**EXTRAIT DU TEXTE**

Même en l'absence d'un système officiel de distribution, les variétés végétales peuvent être disséminées sur de longues distances, surtout grâce à des relations personnelles et aux réseaux.

Dès 1985, le personnel de LI-BIRD (alors embauché par le Centre de recherche agricole de Lumle) innovait en adoptant la phytosélection participative lors d'essais décentralisés de variétés de riz résistant au froid dans le village de Chhomrong, en très haute altitude. Un grand nombre de projets de sélection participative du riz et du maïs ont été menés par la suite, tant dans des régions favorables où le rendement est meilleur que dans des régions
où les conditions défavorables ne permettent qu'un rendement moindre. Ces projets visaient soit plusieurs buts généraux, dont l'accroissement de la productivité; la mise en valeur de la biodiversité; le renforcement des capacités de sélection des agriculteurs; la modification des politiques, soit certains objectifs particuliers (voir le tableau 3).

Le village de Chhomrong figure au nombre des collectivités installées en haute altitude qui ont pris part à un projet de suivi de la propagation des variétés de riz, dans le cadre des programmes de phytosélection participative. Les chercheurs ont constaté que même en l'absence d'un système structuré, les variétés végétales peuvent être disséminées sur de longues distances, surtout grâce à des relations personnelles et aux réseaux. Cependant, le système de dissémination non structuré est très lent; en règle générale, les agriculteurs n'échangent ou ne vendent de nouvelles semences à l'extérieur de leur village qu'au bout de quatre ans. Le projet a mis en lumière la nécessité d'élaborer une méthode efficace pour mieux échelonner la dissémination dans l'intérêt de la collectivité tout entière.

**ENTRÉES AFFICHÉES**
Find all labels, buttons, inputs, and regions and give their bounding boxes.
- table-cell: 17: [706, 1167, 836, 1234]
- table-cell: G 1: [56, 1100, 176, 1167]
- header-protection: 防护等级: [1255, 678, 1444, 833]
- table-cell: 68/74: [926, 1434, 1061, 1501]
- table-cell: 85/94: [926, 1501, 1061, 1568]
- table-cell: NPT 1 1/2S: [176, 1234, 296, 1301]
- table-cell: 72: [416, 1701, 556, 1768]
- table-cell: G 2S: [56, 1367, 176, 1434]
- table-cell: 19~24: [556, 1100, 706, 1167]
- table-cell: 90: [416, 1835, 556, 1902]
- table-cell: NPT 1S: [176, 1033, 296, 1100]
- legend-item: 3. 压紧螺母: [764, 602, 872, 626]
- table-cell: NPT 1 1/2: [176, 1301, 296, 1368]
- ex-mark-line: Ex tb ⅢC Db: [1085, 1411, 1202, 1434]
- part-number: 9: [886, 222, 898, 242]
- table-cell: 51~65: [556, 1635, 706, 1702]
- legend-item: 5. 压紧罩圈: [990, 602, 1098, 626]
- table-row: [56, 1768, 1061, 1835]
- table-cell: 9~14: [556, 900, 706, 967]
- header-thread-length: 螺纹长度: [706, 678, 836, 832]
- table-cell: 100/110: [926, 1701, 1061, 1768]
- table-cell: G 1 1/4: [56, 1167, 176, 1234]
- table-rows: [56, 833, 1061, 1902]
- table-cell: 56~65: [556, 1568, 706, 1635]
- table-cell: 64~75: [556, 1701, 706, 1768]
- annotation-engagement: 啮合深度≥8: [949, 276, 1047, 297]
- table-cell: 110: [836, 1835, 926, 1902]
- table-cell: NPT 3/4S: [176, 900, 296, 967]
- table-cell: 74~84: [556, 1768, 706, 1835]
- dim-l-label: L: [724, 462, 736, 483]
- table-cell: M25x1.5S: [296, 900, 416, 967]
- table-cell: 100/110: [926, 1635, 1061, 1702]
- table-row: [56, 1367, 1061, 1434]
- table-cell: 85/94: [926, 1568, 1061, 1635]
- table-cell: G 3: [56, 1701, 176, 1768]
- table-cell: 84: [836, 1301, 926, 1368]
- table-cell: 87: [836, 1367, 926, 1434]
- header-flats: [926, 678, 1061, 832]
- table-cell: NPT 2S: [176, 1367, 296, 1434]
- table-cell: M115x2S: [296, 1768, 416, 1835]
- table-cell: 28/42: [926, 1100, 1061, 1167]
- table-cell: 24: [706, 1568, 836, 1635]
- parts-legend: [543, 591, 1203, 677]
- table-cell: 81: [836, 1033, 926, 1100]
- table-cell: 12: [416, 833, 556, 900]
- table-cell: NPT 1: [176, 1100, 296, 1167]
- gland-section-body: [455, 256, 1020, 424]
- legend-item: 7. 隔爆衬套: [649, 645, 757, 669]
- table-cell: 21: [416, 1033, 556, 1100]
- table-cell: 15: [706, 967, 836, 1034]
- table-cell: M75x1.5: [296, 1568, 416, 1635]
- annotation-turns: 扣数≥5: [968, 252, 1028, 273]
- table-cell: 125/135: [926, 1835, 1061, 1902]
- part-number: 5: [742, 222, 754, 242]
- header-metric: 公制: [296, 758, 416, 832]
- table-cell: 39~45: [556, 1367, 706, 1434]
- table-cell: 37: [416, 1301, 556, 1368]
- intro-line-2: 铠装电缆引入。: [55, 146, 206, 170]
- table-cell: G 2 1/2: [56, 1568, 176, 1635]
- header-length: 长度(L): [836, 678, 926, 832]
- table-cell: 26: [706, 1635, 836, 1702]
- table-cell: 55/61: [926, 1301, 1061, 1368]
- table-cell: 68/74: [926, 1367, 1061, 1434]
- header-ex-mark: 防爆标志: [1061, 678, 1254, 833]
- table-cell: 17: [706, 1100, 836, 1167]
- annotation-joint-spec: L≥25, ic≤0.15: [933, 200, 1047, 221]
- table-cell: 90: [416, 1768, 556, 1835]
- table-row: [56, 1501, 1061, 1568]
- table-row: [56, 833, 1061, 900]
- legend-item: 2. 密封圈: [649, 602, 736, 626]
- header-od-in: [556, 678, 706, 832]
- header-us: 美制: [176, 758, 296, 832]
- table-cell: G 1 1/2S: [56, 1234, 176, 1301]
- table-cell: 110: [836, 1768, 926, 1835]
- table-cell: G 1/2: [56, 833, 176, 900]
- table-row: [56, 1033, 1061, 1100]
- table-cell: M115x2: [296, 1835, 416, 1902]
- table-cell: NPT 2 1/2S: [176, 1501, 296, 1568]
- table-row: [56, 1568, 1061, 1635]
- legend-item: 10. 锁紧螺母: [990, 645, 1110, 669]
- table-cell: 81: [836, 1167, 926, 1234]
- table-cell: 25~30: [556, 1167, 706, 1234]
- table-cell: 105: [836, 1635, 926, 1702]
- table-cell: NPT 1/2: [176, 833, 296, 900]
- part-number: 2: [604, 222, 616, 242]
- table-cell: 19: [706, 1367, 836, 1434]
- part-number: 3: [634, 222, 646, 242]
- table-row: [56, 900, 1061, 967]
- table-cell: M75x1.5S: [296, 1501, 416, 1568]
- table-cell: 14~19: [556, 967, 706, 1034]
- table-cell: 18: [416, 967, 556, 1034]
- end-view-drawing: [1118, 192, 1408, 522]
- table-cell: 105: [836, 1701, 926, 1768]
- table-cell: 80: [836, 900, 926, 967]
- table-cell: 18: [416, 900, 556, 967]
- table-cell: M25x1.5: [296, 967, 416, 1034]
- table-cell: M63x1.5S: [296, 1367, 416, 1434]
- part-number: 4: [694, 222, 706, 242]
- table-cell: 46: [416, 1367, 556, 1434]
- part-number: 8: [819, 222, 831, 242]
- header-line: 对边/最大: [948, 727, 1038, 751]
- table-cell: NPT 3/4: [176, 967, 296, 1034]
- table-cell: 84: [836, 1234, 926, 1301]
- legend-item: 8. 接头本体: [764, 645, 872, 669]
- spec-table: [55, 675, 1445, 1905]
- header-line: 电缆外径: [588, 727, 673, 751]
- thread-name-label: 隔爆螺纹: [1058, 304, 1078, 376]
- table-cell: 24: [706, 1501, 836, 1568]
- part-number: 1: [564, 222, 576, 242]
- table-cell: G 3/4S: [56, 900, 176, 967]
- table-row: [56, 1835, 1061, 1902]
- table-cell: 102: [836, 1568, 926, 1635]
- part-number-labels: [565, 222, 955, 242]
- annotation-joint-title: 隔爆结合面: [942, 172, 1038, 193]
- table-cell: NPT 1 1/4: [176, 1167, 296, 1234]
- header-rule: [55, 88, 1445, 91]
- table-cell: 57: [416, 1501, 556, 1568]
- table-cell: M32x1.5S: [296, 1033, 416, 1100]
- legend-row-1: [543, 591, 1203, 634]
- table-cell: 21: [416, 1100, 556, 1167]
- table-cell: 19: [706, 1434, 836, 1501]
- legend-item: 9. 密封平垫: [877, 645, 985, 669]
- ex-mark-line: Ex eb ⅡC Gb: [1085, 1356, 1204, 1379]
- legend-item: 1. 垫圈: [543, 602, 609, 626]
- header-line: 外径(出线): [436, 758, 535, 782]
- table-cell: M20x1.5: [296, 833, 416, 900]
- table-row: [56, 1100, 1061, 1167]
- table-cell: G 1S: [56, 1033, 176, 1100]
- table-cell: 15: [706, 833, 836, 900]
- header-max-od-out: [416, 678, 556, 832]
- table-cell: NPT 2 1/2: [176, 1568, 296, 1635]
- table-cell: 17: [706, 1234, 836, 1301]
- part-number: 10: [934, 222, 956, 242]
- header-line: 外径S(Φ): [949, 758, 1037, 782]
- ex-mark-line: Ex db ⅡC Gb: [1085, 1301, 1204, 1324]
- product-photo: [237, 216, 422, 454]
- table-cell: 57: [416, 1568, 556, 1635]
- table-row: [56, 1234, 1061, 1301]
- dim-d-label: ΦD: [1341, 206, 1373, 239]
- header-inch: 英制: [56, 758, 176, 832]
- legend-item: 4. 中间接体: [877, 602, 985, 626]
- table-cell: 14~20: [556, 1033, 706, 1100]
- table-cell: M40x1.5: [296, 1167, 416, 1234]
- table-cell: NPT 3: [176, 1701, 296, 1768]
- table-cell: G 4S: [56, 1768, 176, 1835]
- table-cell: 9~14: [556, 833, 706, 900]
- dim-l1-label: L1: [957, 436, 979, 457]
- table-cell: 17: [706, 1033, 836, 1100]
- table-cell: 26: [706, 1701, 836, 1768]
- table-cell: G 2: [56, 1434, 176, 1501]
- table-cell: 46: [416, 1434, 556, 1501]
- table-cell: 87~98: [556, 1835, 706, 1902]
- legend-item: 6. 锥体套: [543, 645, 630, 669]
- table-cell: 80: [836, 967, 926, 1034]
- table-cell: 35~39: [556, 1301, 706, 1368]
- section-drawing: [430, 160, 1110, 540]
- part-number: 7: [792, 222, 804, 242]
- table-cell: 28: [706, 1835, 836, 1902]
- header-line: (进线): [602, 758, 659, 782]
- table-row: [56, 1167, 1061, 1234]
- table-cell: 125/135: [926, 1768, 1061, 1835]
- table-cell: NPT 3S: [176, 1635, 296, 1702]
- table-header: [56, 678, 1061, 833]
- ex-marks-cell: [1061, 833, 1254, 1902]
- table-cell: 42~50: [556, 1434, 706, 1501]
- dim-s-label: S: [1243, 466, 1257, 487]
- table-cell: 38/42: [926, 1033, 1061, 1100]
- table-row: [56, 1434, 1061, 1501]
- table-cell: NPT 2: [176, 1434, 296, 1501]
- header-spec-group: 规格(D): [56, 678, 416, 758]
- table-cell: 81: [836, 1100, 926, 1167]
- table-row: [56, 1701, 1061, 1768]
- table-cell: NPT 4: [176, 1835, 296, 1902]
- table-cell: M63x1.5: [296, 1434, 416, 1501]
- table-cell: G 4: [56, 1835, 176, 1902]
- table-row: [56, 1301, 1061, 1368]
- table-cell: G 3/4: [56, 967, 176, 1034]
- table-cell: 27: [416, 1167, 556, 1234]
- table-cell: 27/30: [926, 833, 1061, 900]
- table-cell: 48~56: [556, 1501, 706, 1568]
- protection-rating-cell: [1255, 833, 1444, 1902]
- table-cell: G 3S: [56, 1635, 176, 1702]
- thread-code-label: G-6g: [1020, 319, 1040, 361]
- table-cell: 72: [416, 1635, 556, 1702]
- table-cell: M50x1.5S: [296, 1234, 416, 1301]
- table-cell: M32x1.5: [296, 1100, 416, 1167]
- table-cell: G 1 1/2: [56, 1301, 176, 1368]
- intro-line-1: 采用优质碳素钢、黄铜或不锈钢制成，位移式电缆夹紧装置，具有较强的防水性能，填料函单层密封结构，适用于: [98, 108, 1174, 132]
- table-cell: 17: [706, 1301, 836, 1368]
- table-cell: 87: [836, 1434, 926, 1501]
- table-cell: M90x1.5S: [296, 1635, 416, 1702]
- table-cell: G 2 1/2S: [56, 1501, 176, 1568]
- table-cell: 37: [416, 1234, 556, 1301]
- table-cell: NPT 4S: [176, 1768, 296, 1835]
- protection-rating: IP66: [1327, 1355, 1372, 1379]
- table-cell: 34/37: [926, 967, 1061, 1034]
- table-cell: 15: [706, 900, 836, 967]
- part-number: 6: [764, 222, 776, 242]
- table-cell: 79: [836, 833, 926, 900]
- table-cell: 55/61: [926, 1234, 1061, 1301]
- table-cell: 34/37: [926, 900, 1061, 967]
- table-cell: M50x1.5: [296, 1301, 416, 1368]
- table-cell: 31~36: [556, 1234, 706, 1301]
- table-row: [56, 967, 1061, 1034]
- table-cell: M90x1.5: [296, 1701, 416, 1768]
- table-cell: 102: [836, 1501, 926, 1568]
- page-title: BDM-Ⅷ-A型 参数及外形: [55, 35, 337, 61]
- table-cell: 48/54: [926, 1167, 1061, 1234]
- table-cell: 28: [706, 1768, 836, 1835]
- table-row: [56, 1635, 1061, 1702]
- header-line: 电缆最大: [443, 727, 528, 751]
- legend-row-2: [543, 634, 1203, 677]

**CONSIGNE**
Recopiez intégralement l'extrait sur la phytosélection participative, sans y modifier un seul mot.

**RÉSULTAT OBTENU**
Même en l'absence d'un système officiel de distribution, les variétés végétales peuvent être disséminées sur de longues distances, surtout grâce à des relations personnelles et aux réseaux.

Dès 1985, le personnel de LI-BIRD (alors embauché par le Centre de recherche agricole de Lumle) innovait en adoptant la phytosélection participative lors d'essais décentralisés de variétés de riz résistant au froid dans le village de Chhomrong, en très haute altitude. Un grand nombre de projets de sélection participative du riz et du maïs ont été menés par la suite, tant dans des régions favorables où le rendement est meilleur que dans des régions
où les conditions défavorables ne permettent qu'un rendement moindre. Ces projets visaient soit plusieurs buts généraux, dont l'accroissement de la productivité; la mise en valeur de la biodiversité; le renforcement des capacités de sélection des agriculteurs; la modification des politiques, soit certains objectifs particuliers (voir le tableau 3).

Le village de Chhomrong figure au nombre des collectivités installées en haute altitude qui ont pris part à un projet de suivi de la propagation des variétés de riz, dans le cadre des programmes de phytosélection participative. Les chercheurs ont constaté que même en l'absence d'un système structuré, les variétés végétales peuvent être disséminées sur de longues distances, surtout grâce à des relations personnelles et aux réseaux. Cependant, le système de dissémination non structuré est très lent; en règle générale, les agriculteurs n'échangent ou ne vendent de nouvelles semences à l'extérieur de leur village qu'au bout de quatre ans. Le projet a mis en lumière la nécessité d'élaborer une méthode efficace pour mieux échelonner la dissémination dans l'intérêt de la collectivité tout entière.